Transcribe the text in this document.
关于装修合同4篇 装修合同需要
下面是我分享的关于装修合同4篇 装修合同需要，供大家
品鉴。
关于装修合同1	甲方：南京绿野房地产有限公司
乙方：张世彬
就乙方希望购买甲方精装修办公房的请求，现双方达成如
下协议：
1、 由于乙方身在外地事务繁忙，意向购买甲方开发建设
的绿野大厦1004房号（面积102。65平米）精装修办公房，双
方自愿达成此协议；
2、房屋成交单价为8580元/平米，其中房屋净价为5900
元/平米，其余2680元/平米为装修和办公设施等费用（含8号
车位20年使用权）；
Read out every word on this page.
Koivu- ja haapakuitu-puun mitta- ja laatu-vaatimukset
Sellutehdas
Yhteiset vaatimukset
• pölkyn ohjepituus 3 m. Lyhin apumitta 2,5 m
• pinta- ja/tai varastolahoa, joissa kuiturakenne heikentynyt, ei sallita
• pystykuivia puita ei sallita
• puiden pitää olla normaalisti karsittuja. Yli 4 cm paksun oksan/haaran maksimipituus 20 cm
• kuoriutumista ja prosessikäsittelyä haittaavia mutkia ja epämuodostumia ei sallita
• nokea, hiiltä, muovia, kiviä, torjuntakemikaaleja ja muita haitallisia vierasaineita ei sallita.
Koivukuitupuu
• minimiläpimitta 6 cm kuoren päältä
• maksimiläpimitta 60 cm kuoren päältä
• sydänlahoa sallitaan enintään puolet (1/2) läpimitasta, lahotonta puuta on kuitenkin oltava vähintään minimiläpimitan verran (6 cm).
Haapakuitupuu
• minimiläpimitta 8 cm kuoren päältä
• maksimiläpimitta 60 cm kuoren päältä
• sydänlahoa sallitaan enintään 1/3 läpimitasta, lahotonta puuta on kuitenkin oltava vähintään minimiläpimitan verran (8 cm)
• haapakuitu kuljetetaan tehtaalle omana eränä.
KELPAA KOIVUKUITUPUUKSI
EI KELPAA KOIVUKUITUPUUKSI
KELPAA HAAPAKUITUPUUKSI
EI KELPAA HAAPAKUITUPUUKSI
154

■ ■ ■ ■ ■ ■ ■

SET PROBLEM:
Every record should be given again exactly.

TASK OUTPUT:
Transcribe the text in this document.
关于装修合同4篇 装修合同需要
下面是我分享的关于装修合同4篇 装修合同需要，供大家
品鉴。
关于装修合同1	甲方：南京绿野房地产有限公司
乙方：张世彬
就乙方希望购买甲方精装修办公房的请求，现双方达成如
下协议：
1、 由于乙方身在外地事务繁忙，意向购买甲方开发建设
的绿野大厦1004房号（面积102。65平米）精装修办公房，双
方自愿达成此协议；
2、房屋成交单价为8580元/平米，其中房屋净价为5900
元/平米，其余2680元/平米为装修和办公设施等费用（含8号
车位20年使用权）；
Read out every word on this page.
Koivu- ja haapakuitu-puun mitta- ja laatu-vaatimukset
Sellutehdas
Yhteiset vaatimukset
• pölkyn ohjepituus 3 m. Lyhin apumitta 2,5 m
• pinta- ja/tai varastolahoa, joissa kuiturakenne heikentynyt, ei sallita
• pystykuivia puita ei sallita
• puiden pitää olla normaalisti karsittuja. Yli 4 cm paksun oksan/haaran maksimipituus 20 cm
• kuoriutumista ja prosessikäsittelyä haittaavia mutkia ja epämuodostumia ei sallita
• nokea, hiiltä, muovia, kiviä, torjuntakemikaaleja ja muita haitallisia vierasaineita ei sallita.
Koivukuitupuu
• minimiläpimitta 6 cm kuoren päältä
• maksimiläpimitta 60 cm kuoren päältä
• sydänlahoa sallitaan enintään puolet (1/2) läpimitasta, lahotonta puuta on kuitenkin oltava vähintään minimiläpimitan verran (6 cm).
Haapakuitupuu
• minimiläpimitta 8 cm kuoren päältä
• maksimiläpimitta 60 cm kuoren päältä
• sydänlahoa sallitaan enintään 1/3 läpimitasta, lahotonta puuta on kuitenkin oltava vähintään minimiläpimitan verran (8 cm)
• haapakuitu kuljetetaan tehtaalle omana eränä.
KELPAA KOIVUKUITUPUUKSI
EI KELPAA KOIVUKUITUPUUKSI
KELPAA HAAPAKUITUPUUKSI
EI KELPAA HAAPAKUITUPUUKSI
154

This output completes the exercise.